## Given information
┌────────

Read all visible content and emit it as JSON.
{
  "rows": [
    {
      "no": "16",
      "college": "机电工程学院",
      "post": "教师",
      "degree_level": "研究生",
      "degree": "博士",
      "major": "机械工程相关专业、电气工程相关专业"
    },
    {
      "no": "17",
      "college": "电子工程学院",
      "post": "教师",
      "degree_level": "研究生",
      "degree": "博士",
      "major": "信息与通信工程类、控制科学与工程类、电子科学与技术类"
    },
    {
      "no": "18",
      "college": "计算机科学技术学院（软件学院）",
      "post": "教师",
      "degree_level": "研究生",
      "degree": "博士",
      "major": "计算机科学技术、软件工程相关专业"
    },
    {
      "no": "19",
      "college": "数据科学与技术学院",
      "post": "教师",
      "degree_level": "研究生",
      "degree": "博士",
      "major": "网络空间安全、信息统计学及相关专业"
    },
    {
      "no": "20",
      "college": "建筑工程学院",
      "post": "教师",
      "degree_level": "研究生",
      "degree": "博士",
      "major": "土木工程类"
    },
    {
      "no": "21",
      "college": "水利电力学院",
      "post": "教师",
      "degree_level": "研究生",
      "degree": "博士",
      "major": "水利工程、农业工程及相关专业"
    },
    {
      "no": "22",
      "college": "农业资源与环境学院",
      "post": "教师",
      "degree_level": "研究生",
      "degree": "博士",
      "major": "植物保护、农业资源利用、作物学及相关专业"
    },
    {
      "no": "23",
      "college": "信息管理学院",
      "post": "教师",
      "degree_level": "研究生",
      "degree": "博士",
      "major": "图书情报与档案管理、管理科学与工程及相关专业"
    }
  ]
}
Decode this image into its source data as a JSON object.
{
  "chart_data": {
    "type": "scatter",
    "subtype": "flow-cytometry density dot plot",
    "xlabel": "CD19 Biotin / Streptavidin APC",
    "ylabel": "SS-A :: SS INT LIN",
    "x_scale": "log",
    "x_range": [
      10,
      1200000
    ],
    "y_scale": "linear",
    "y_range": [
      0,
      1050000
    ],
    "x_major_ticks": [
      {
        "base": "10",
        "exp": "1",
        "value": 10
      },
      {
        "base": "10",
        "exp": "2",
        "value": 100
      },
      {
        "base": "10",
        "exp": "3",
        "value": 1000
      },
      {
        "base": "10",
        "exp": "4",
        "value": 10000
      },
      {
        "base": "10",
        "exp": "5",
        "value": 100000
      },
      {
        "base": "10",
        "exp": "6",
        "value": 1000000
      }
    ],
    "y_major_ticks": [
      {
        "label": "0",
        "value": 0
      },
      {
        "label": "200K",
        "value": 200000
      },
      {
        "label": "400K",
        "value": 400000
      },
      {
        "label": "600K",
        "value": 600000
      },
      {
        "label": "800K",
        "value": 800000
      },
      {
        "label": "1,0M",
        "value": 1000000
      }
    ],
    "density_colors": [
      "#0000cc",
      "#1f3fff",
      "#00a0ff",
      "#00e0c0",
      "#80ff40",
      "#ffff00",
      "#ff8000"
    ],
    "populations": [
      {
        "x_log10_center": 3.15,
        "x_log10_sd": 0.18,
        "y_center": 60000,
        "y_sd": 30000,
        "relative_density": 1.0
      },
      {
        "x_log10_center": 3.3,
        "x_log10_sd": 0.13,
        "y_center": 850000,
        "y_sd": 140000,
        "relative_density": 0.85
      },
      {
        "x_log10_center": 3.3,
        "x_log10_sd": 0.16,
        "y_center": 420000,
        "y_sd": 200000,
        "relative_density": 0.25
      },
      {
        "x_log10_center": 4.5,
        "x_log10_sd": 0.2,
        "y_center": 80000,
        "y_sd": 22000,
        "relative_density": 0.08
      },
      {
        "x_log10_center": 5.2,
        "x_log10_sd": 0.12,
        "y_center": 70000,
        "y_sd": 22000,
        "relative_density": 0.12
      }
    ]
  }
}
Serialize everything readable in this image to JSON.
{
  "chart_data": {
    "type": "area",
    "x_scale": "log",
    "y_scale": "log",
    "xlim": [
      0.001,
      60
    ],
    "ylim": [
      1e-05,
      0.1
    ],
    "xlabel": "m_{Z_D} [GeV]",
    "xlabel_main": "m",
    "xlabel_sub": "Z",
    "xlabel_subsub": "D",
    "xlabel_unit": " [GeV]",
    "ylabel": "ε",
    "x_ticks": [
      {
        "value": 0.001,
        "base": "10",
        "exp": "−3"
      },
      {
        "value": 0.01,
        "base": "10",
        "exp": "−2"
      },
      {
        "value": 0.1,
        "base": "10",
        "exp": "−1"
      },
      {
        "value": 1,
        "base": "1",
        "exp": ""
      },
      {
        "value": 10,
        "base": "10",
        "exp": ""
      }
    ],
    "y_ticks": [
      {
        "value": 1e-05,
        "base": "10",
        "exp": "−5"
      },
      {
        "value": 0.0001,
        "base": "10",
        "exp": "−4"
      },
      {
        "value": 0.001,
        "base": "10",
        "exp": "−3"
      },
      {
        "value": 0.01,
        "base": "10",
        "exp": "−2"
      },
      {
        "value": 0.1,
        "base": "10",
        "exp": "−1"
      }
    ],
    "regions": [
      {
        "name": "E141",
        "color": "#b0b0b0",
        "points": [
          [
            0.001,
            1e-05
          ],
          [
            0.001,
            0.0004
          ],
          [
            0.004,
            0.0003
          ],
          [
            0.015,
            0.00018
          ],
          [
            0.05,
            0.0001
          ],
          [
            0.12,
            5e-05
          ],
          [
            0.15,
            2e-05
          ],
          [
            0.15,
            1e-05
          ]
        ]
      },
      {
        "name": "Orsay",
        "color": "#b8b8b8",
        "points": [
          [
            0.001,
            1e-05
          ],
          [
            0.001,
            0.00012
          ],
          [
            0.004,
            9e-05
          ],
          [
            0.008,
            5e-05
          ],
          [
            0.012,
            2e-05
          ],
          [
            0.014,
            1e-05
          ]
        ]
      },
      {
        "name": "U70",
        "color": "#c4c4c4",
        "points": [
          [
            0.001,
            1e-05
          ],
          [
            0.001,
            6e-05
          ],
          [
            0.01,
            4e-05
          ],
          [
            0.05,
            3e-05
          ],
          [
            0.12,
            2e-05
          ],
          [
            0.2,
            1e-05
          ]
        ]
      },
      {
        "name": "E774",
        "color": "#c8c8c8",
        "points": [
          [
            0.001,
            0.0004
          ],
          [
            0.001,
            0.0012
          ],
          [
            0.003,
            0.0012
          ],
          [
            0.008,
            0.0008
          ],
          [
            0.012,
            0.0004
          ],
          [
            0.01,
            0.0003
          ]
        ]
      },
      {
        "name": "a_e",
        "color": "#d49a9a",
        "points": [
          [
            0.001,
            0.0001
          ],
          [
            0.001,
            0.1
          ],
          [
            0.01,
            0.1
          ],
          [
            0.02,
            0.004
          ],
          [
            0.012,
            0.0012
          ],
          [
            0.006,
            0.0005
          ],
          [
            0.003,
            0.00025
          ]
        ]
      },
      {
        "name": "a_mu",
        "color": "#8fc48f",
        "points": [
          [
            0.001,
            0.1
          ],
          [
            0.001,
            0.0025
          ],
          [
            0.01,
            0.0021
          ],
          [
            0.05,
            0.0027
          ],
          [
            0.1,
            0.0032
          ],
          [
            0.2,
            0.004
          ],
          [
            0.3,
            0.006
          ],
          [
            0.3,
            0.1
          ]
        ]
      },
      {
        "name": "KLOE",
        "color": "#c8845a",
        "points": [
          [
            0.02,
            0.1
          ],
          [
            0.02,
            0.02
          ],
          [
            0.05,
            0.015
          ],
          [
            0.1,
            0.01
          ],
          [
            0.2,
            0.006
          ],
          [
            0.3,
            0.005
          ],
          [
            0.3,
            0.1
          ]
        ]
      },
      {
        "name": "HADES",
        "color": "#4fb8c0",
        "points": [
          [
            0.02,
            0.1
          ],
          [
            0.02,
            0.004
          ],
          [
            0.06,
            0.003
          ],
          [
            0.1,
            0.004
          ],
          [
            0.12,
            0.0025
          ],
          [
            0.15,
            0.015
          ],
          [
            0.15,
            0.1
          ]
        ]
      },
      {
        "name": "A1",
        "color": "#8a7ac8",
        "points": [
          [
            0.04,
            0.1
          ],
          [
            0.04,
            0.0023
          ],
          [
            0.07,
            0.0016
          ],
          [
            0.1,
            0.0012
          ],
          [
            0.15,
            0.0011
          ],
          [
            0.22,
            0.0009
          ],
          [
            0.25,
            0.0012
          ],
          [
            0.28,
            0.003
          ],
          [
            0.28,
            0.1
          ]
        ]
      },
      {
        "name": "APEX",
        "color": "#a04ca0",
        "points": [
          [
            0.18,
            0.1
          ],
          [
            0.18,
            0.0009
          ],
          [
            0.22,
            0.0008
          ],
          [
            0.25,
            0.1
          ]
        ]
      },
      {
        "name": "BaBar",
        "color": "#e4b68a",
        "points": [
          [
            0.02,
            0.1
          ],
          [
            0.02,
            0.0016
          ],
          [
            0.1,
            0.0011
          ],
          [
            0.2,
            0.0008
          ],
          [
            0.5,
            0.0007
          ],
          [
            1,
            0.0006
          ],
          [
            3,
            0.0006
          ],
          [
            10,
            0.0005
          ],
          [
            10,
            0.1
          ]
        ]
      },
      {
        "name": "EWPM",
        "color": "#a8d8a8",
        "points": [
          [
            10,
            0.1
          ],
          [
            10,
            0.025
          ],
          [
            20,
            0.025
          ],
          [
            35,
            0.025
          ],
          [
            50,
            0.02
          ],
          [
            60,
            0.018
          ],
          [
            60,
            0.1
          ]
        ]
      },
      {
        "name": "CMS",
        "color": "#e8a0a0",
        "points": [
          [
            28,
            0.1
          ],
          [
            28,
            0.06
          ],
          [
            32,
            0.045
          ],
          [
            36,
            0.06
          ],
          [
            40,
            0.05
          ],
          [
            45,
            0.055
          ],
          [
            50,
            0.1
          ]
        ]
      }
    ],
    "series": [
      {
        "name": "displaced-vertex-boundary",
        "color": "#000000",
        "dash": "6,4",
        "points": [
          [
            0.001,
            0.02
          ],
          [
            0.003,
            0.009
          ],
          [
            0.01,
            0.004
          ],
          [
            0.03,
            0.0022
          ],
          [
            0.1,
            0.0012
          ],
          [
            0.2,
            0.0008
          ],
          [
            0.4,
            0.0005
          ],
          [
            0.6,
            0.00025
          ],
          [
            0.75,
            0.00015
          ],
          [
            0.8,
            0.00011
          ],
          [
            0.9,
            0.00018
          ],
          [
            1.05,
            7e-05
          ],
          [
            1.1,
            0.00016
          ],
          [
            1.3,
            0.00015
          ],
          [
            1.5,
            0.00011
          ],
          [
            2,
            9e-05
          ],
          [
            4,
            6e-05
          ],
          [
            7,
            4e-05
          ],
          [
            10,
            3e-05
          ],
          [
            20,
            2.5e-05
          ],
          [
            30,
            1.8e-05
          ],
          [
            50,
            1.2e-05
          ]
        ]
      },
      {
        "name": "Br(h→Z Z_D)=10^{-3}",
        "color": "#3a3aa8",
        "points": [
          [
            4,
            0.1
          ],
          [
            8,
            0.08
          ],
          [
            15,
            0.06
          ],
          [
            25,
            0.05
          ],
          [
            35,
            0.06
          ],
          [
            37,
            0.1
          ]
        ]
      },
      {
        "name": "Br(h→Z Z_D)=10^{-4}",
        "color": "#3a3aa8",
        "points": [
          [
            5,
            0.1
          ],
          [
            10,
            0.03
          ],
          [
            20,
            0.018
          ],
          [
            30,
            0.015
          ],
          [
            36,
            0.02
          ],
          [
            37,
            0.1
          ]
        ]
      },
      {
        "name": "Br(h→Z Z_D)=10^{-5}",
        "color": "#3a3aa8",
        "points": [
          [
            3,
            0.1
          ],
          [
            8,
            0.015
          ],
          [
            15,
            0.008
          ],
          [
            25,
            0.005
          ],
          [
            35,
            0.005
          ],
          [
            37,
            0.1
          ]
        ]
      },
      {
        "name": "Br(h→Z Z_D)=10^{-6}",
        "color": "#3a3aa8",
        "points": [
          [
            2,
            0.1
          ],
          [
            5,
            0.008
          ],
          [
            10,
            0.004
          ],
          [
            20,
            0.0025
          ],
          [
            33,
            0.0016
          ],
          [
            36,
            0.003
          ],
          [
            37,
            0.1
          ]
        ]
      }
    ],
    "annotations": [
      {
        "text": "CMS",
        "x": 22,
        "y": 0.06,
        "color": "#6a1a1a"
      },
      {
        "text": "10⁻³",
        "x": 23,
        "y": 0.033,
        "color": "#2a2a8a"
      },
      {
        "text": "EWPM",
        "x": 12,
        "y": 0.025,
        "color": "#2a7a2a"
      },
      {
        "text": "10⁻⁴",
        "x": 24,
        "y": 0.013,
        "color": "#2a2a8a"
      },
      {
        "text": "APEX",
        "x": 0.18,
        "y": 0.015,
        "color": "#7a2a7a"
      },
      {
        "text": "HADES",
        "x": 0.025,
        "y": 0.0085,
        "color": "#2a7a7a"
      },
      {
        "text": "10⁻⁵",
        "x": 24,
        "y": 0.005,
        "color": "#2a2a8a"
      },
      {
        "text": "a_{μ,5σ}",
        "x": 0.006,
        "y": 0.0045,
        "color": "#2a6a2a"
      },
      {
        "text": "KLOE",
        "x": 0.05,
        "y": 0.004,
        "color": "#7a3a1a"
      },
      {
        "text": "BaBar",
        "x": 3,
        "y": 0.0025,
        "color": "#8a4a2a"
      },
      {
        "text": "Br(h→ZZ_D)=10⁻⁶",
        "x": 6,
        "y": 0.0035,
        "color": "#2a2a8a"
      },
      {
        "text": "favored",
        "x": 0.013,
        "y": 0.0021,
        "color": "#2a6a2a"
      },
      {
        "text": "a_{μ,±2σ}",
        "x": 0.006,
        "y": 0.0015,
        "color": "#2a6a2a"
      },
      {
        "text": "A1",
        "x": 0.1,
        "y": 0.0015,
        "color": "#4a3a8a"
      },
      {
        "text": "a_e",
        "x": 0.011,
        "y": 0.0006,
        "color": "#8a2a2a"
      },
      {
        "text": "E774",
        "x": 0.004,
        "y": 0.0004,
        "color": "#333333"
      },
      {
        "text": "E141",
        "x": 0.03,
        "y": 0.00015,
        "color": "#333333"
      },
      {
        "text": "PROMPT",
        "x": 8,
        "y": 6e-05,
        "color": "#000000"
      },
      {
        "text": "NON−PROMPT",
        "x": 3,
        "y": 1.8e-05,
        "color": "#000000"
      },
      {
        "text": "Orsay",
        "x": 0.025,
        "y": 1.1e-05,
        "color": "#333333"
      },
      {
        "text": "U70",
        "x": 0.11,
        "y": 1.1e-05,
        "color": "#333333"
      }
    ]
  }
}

└────────

## The task
Say, as a single number and nothing more, how many lines of the entries contain the word "image".

## Written reply
2